Aim: Return the number of lines in which the word "constrained" appears; add nothing else.

Chart and figure data:
::::::::

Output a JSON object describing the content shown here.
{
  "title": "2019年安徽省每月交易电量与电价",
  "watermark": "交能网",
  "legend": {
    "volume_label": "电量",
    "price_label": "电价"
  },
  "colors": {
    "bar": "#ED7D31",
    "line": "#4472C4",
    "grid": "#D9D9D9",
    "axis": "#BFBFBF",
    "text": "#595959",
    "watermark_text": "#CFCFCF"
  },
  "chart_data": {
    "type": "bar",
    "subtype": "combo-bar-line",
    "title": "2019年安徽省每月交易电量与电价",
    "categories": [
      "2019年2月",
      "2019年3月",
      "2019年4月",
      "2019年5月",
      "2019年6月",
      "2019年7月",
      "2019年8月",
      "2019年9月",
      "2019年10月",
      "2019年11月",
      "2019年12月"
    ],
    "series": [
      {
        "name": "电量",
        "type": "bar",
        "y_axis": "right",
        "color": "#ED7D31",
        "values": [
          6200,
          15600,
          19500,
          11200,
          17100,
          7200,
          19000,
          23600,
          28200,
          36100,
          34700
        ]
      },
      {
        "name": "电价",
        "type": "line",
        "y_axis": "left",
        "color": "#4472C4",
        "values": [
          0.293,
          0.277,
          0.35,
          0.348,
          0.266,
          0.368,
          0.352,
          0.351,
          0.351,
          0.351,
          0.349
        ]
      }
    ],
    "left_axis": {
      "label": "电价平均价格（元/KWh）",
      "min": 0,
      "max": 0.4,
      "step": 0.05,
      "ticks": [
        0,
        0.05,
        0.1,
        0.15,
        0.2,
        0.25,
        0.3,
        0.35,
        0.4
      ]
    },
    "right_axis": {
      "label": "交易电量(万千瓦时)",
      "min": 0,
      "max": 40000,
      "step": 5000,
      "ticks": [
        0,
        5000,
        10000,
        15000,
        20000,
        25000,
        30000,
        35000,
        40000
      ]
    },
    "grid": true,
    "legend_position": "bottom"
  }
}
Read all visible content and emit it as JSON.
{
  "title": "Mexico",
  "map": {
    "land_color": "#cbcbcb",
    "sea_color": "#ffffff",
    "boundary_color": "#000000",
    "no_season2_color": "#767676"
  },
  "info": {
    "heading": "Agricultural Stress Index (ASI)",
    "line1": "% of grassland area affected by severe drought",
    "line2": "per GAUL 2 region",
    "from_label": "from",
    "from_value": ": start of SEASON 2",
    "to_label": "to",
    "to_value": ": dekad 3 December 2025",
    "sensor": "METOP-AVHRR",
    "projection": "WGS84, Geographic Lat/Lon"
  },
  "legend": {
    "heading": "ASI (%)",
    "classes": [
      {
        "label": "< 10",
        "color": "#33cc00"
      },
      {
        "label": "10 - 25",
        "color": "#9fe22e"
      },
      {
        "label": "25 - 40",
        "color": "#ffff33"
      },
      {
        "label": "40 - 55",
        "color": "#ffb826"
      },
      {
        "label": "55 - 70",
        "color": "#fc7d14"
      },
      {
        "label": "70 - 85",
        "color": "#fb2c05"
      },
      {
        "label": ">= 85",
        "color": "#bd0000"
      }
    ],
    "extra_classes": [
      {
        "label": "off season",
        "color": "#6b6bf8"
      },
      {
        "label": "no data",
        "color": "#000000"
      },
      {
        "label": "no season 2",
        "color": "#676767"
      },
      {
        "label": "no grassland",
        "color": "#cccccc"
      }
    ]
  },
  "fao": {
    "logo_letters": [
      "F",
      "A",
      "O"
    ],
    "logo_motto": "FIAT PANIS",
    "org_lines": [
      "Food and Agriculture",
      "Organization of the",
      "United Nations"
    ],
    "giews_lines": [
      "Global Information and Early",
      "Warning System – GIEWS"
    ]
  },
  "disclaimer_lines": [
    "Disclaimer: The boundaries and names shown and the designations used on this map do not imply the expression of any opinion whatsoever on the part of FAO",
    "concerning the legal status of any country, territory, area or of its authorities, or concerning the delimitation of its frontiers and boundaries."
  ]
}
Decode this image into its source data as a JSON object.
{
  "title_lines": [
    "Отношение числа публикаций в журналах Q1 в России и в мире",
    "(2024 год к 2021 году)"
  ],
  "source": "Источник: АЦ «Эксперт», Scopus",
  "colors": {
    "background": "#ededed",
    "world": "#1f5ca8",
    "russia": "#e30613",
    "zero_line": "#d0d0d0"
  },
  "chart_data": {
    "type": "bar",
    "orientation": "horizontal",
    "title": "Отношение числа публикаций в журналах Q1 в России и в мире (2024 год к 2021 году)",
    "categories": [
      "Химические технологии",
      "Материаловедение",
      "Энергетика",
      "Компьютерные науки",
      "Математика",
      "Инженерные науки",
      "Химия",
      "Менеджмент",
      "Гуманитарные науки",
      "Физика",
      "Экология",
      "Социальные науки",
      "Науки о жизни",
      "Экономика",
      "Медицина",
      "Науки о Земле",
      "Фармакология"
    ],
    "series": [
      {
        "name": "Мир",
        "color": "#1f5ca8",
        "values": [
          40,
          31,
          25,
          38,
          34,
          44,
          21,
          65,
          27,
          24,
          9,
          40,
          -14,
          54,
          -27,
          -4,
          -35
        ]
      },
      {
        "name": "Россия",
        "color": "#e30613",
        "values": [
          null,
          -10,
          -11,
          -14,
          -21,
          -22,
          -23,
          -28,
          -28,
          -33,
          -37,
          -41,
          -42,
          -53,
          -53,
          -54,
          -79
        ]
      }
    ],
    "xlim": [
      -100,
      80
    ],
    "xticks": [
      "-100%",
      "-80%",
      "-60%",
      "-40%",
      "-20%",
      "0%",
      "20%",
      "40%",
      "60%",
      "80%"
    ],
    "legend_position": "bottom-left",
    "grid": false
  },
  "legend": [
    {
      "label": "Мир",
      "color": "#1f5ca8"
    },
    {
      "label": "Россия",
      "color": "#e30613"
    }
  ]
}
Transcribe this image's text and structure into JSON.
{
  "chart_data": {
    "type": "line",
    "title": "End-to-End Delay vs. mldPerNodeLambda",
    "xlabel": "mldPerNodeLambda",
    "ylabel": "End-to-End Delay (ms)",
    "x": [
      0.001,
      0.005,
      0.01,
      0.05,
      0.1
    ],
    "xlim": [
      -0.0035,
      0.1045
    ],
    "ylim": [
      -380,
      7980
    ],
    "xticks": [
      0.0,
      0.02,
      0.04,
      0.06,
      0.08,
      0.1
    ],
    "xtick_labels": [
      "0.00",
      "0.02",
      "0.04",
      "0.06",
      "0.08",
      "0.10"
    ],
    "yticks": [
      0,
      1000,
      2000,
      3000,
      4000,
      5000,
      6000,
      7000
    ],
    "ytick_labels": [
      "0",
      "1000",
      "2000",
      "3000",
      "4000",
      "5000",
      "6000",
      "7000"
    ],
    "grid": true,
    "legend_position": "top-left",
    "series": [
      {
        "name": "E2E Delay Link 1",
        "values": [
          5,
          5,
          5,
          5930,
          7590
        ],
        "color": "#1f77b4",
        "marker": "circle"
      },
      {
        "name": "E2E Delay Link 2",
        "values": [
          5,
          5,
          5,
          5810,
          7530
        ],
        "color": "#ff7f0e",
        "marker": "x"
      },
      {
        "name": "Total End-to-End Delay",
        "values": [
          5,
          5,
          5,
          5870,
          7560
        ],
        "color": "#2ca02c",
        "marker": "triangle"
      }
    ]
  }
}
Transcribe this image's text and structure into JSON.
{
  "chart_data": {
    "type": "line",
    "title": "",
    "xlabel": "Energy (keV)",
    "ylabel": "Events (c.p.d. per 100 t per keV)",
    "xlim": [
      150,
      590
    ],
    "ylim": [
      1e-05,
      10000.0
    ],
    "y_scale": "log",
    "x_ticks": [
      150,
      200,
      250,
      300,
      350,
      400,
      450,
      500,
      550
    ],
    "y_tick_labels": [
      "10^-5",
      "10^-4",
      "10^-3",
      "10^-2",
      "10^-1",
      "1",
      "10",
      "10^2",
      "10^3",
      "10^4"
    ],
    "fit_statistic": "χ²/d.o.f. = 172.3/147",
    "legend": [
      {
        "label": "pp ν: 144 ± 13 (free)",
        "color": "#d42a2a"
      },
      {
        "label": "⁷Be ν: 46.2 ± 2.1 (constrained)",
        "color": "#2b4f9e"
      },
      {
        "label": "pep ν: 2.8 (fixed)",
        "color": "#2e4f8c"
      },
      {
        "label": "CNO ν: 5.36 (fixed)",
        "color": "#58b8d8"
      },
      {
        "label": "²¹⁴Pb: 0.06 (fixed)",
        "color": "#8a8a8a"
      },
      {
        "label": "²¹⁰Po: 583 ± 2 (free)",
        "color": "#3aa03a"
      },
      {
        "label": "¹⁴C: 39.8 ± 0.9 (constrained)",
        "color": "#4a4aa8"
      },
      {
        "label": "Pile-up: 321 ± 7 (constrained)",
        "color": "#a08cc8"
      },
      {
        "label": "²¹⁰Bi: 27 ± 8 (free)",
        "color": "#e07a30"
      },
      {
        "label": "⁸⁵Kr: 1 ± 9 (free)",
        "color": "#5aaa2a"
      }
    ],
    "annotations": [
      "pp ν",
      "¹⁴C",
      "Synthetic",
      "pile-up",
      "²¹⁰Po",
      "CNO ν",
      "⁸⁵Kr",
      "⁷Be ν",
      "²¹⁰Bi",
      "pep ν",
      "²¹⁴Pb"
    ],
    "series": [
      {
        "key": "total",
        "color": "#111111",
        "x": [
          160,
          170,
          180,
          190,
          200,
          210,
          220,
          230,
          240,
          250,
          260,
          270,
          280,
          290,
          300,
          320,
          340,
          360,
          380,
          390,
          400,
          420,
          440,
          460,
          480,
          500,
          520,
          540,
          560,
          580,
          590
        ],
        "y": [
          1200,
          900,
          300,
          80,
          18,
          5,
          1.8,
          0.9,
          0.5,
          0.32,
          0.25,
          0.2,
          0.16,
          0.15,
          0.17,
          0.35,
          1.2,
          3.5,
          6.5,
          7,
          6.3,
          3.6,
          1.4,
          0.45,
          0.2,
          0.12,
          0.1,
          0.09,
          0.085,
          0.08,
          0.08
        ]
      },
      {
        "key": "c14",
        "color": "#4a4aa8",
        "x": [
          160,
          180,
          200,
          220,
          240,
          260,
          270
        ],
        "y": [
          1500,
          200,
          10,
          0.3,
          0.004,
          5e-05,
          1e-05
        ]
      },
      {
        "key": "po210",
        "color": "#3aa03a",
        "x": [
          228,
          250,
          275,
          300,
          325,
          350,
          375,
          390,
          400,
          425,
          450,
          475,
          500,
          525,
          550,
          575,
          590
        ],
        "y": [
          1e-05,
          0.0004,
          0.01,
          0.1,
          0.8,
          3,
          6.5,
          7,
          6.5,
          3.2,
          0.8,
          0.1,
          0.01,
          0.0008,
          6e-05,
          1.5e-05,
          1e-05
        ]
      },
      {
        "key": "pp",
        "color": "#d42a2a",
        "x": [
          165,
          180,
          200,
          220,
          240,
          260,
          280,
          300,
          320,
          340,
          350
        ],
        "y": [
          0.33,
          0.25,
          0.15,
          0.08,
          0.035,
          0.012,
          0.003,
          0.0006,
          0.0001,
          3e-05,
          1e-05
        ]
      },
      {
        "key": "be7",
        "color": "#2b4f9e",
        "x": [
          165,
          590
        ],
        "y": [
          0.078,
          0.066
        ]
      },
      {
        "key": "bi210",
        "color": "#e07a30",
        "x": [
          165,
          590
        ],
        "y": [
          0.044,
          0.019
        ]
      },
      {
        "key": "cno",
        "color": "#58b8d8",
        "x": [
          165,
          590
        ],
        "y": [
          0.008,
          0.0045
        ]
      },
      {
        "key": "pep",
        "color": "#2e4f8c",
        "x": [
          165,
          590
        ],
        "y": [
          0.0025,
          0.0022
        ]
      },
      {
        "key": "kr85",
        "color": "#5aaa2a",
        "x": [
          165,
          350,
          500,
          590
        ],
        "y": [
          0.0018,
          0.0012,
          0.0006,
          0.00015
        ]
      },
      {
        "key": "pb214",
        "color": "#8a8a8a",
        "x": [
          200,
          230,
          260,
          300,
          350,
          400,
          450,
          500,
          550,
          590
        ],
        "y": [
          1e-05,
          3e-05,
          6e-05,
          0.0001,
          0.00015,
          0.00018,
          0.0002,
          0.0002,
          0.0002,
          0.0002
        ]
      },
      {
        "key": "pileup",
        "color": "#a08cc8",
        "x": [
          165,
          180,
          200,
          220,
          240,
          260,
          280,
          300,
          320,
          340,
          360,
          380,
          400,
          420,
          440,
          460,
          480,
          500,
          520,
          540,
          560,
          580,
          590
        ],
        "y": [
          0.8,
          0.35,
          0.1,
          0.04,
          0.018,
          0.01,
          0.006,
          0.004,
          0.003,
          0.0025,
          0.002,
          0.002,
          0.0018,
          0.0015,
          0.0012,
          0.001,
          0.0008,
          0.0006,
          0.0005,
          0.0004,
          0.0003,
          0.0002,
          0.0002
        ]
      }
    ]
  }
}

::::::::

Response: 3